YOUR ASSIGNMENT:
Every entry should be repeated exactly. Omit the pictures.

- Opening Delimiter -

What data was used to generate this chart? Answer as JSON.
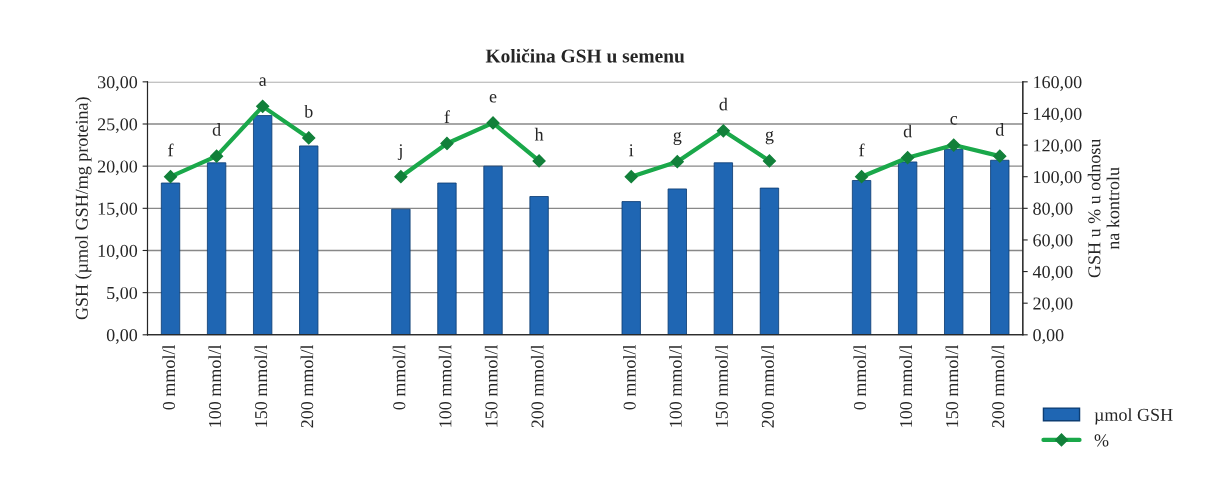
{
  "chart_data": {
    "type": "bar",
    "title": "Količina GSH u semenu",
    "categories": [
      "0 mmol/l",
      "100 mmol/l",
      "150 mmol/l",
      "200 mmol/l",
      null,
      "0 mmol/l",
      "100 mmol/l",
      "150 mmol/l",
      "200 mmol/l",
      null,
      "0 mmol/l",
      "100 mmol/l",
      "150 mmol/l",
      "200 mmol/l",
      null,
      "0 mmol/l",
      "100 mmol/l",
      "150 mmol/l",
      "200 mmol/l"
    ],
    "series": [
      {
        "name": "µmol GSH",
        "color": "#1f66b3",
        "values": [
          18.0,
          20.4,
          26.0,
          22.4,
          null,
          14.9,
          18.0,
          20.0,
          16.4,
          null,
          15.8,
          17.3,
          20.4,
          17.4,
          null,
          18.3,
          20.5,
          22.0,
          20.7
        ]
      },
      {
        "name": "%",
        "type": "line",
        "axis": "y2",
        "color": "#1aa84a",
        "marker": "diamond",
        "values": [
          100,
          113,
          144.5,
          124.5,
          null,
          100,
          121,
          134,
          110,
          null,
          100,
          109.5,
          129,
          110,
          null,
          100,
          112,
          120,
          113
        ],
        "value_labels": [
          "f",
          "d",
          "a",
          "b",
          null,
          "j",
          "f",
          "e",
          "h",
          null,
          "i",
          "g",
          "d",
          "g",
          null,
          "f",
          "d",
          "c",
          "d"
        ]
      }
    ],
    "ylabel": "GSH (µmol GSH/mg proteina)",
    "y2label": "GSH u % u odnosu\nna kontrolu",
    "ylim": [
      0,
      30
    ],
    "yticks": [
      {
        "value": 0,
        "label": "0,00"
      },
      {
        "value": 5,
        "label": "5,00"
      },
      {
        "value": 10,
        "label": "10,00"
      },
      {
        "value": 15,
        "label": "15,00"
      },
      {
        "value": 20,
        "label": "20,00"
      },
      {
        "value": 25,
        "label": "25,00"
      },
      {
        "value": 30,
        "label": "30,00"
      }
    ],
    "y2lim": [
      0,
      160
    ],
    "y2ticks": [
      {
        "value": 0,
        "label": "0,00"
      },
      {
        "value": 20,
        "label": "20,00"
      },
      {
        "value": 40,
        "label": "40,00"
      },
      {
        "value": 60,
        "label": "60,00"
      },
      {
        "value": 80,
        "label": "80,00"
      },
      {
        "value": 100,
        "label": "100,00"
      },
      {
        "value": 120,
        "label": "120,00"
      },
      {
        "value": 140,
        "label": "140,00"
      },
      {
        "value": 160,
        "label": "160,00"
      }
    ],
    "grid": "y",
    "legend": "bottom right"
  }
}
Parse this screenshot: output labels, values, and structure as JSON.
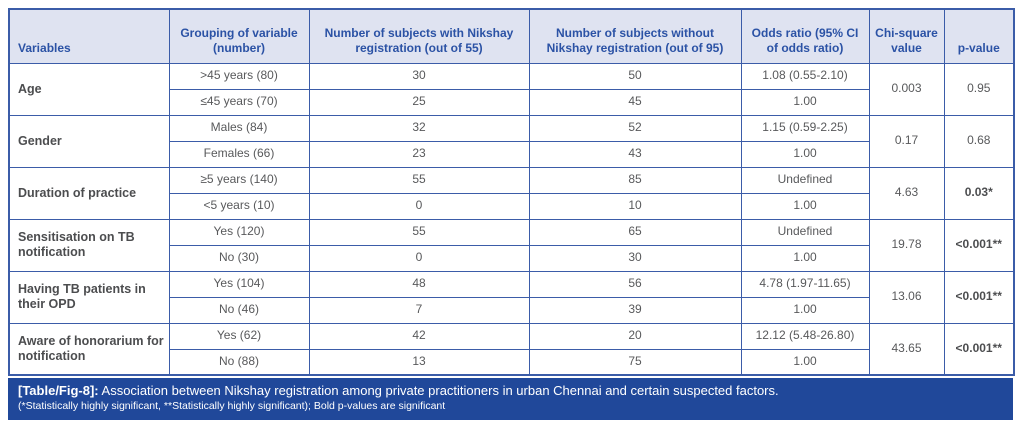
{
  "table": {
    "columns": [
      "Variables",
      "Grouping of variable (number)",
      "Number of subjects with Nikshay registration (out of 55)",
      "Number of subjects without Nikshay registration (out of 95)",
      "Odds ratio (95% CI of odds ratio)",
      "Chi-square value",
      "p-value"
    ],
    "groups": [
      {
        "variable": "Age",
        "rows": [
          {
            "grouping": ">45 years (80)",
            "with_registration": "30",
            "without_registration": "50",
            "odds_ratio": "1.08 (0.55-2.10)"
          },
          {
            "grouping": "≤45 years (70)",
            "with_registration": "25",
            "without_registration": "45",
            "odds_ratio": "1.00"
          }
        ],
        "chi_square": "0.003",
        "p_value": "0.95",
        "p_bold": false
      },
      {
        "variable": "Gender",
        "rows": [
          {
            "grouping": "Males (84)",
            "with_registration": "32",
            "without_registration": "52",
            "odds_ratio": "1.15 (0.59-2.25)"
          },
          {
            "grouping": "Females (66)",
            "with_registration": "23",
            "without_registration": "43",
            "odds_ratio": "1.00"
          }
        ],
        "chi_square": "0.17",
        "p_value": "0.68",
        "p_bold": false
      },
      {
        "variable": "Duration of practice",
        "rows": [
          {
            "grouping": "≥5 years (140)",
            "with_registration": "55",
            "without_registration": "85",
            "odds_ratio": "Undefined"
          },
          {
            "grouping": "<5 years (10)",
            "with_registration": "0",
            "without_registration": "10",
            "odds_ratio": "1.00"
          }
        ],
        "chi_square": "4.63",
        "p_value": "0.03*",
        "p_bold": true
      },
      {
        "variable": "Sensitisation on TB notification",
        "rows": [
          {
            "grouping": "Yes (120)",
            "with_registration": "55",
            "without_registration": "65",
            "odds_ratio": "Undefined"
          },
          {
            "grouping": "No (30)",
            "with_registration": "0",
            "without_registration": "30",
            "odds_ratio": "1.00"
          }
        ],
        "chi_square": "19.78",
        "p_value": "<0.001**",
        "p_bold": true
      },
      {
        "variable": "Having TB patients in their OPD",
        "rows": [
          {
            "grouping": "Yes (104)",
            "with_registration": "48",
            "without_registration": "56",
            "odds_ratio": "4.78 (1.97-11.65)"
          },
          {
            "grouping": "No (46)",
            "with_registration": "7",
            "without_registration": "39",
            "odds_ratio": "1.00"
          }
        ],
        "chi_square": "13.06",
        "p_value": "<0.001**",
        "p_bold": true
      },
      {
        "variable": "Aware of honorarium for notification",
        "rows": [
          {
            "grouping": "Yes (62)",
            "with_registration": "42",
            "without_registration": "20",
            "odds_ratio": "12.12 (5.48-26.80)"
          },
          {
            "grouping": "No (88)",
            "with_registration": "13",
            "without_registration": "75",
            "odds_ratio": "1.00"
          }
        ],
        "chi_square": "43.65",
        "p_value": "<0.001**",
        "p_bold": true
      }
    ]
  },
  "footer": {
    "label": "[Table/Fig-8]:",
    "caption": " Association between Nikshay registration among private practitioners in urban Chennai and certain suspected factors.",
    "footnote": "(*Statistically highly significant, **Statistically highly significant); Bold p-values are significant"
  },
  "colors": {
    "border": "#3b5ca8",
    "header_background": "#dfe3f1",
    "header_text": "#2b52a5",
    "body_text": "#58595b",
    "footer_background": "#20489a",
    "footer_text": "#ffffff"
  }
}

- Closing Delimiter -

OUTPUT OF THE EXERCISE:
What data was used to generate this chart? Answer as JSON.
{
  "chart_data": {
    "type": "bar",
    "title": "Količina GSH u semenu",
    "categories": [
      "0 mmol/l",
      "100 mmol/l",
      "150 mmol/l",
      "200 mmol/l",
      null,
      "0 mmol/l",
      "100 mmol/l",
      "150 mmol/l",
      "200 mmol/l",
      null,
      "0 mmol/l",
      "100 mmol/l",
      "150 mmol/l",
      "200 mmol/l",
      null,
      "0 mmol/l",
      "100 mmol/l",
      "150 mmol/l",
      "200 mmol/l"
    ],
    "series": [
      {
        "name": "µmol GSH",
        "color": "#1f66b3",
        "values": [
          18.0,
          20.4,
          26.0,
          22.4,
          null,
          14.9,
          18.0,
          20.0,
          16.4,
          null,
          15.8,
          17.3,
          20.4,
          17.4,
          null,
          18.3,
          20.5,
          22.0,
          20.7
        ]
      },
      {
        "name": "%",
        "type": "line",
        "axis": "y2",
        "color": "#1aa84a",
        "marker": "diamond",
        "values": [
          100,
          113,
          144.5,
          124.5,
          null,
          100,
          121,
          134,
          110,
          null,
          100,
          109.5,
          129,
          110,
          null,
          100,
          112,
          120,
          113
        ],
        "value_labels": [
          "f",
          "d",
          "a",
          "b",
          null,
          "j",
          "f",
          "e",
          "h",
          null,
          "i",
          "g",
          "d",
          "g",
          null,
          "f",
          "d",
          "c",
          "d"
        ]
      }
    ],
    "ylabel": "GSH (µmol GSH/mg proteina)",
    "y2label": "GSH u % u odnosu\nna kontrolu",
    "ylim": [
      0,
      30
    ],
    "yticks": [
      {
        "value": 0,
        "label": "0,00"
      },
      {
        "value": 5,
        "label": "5,00"
      },
      {
        "value": 10,
        "label": "10,00"
      },
      {
        "value": 15,
        "label": "15,00"
      },
      {
        "value": 20,
        "label": "20,00"
      },
      {
        "value": 25,
        "label": "25,00"
      },
      {
        "value": 30,
        "label": "30,00"
      }
    ],
    "y2lim": [
      0,
      160
    ],
    "y2ticks": [
      {
        "value": 0,
        "label": "0,00"
      },
      {
        "value": 20,
        "label": "20,00"
      },
      {
        "value": 40,
        "label": "40,00"
      },
      {
        "value": 60,
        "label": "60,00"
      },
      {
        "value": 80,
        "label": "80,00"
      },
      {
        "value": 100,
        "label": "100,00"
      },
      {
        "value": 120,
        "label": "120,00"
      },
      {
        "value": 140,
        "label": "140,00"
      },
      {
        "value": 160,
        "label": "160,00"
      }
    ],
    "grid": "y",
    "legend": "bottom right"
  }
}
Parse this screenshot: output labels, values, and structure as JSON.
{
  "table": {
    "columns": [
      "Variables",
      "Grouping of variable (number)",
      "Number of subjects with Nikshay registration (out of 55)",
      "Number of subjects without Nikshay registration (out of 95)",
      "Odds ratio (95% CI of odds ratio)",
      "Chi-square value",
      "p-value"
    ],
    "groups": [
      {
        "variable": "Age",
        "rows": [
          {
            "grouping": ">45 years (80)",
            "with_registration": "30",
            "without_registration": "50",
            "odds_ratio": "1.08 (0.55-2.10)"
          },
          {
            "grouping": "≤45 years (70)",
            "with_registration": "25",
            "without_registration": "45",
            "odds_ratio": "1.00"
          }
        ],
        "chi_square": "0.003",
        "p_value": "0.95",
        "p_bold": false
      },
      {
        "variable": "Gender",
        "rows": [
          {
            "grouping": "Males (84)",
            "with_registration": "32",
            "without_registration": "52",
            "odds_ratio": "1.15 (0.59-2.25)"
          },
          {
            "grouping": "Females (66)",
            "with_registration": "23",
            "without_registration": "43",
            "odds_ratio": "1.00"
          }
        ],
        "chi_square": "0.17",
        "p_value": "0.68",
        "p_bold": false
      },
      {
        "variable": "Duration of practice",
        "rows": [
          {
            "grouping": "≥5 years (140)",
            "with_registration": "55",
            "without_registration": "85",
            "odds_ratio": "Undefined"
          },
          {
            "grouping": "<5 years (10)",
            "with_registration": "0",
            "without_registration": "10",
            "odds_ratio": "1.00"
          }
        ],
        "chi_square": "4.63",
        "p_value": "0.03*",
        "p_bold": true
      },
      {
        "variable": "Sensitisation on TB notification",
        "rows": [
          {
            "grouping": "Yes (120)",
            "with_registration": "55",
            "without_registration": "65",
            "odds_ratio": "Undefined"
          },
          {
            "grouping": "No (30)",
            "with_registration": "0",
            "without_registration": "30",
            "odds_ratio": "1.00"
          }
        ],
        "chi_square": "19.78",
        "p_value": "<0.001**",
        "p_bold": true
      },
      {
        "variable": "Having TB patients in their OPD",
        "rows": [
          {
            "grouping": "Yes (104)",
            "with_registration": "48",
            "without_registration": "56",
            "odds_ratio": "4.78 (1.97-11.65)"
          },
          {
            "grouping": "No (46)",
            "with_registration": "7",
            "without_registration": "39",
            "odds_ratio": "1.00"
          }
        ],
        "chi_square": "13.06",
        "p_value": "<0.001**",
        "p_bold": true
      },
      {
        "variable": "Aware of honorarium for notification",
        "rows": [
          {
            "grouping": "Yes (62)",
            "with_registration": "42",
            "without_registration": "20",
            "odds_ratio": "12.12 (5.48-26.80)"
          },
          {
            "grouping": "No (88)",
            "with_registration": "13",
            "without_registration": "75",
            "odds_ratio": "1.00"
          }
        ],
        "chi_square": "43.65",
        "p_value": "<0.001**",
        "p_bold": true
      }
    ]
  },
  "footer": {
    "label": "[Table/Fig-8]:",
    "caption": " Association between Nikshay registration among private practitioners in urban Chennai and certain suspected factors.",
    "footnote": "(*Statistically highly significant, **Statistically highly significant); Bold p-values are significant"
  },
  "colors": {
    "border": "#3b5ca8",
    "header_background": "#dfe3f1",
    "header_text": "#2b52a5",
    "body_text": "#58595b",
    "footer_background": "#20489a",
    "footer_text": "#ffffff"
  }
}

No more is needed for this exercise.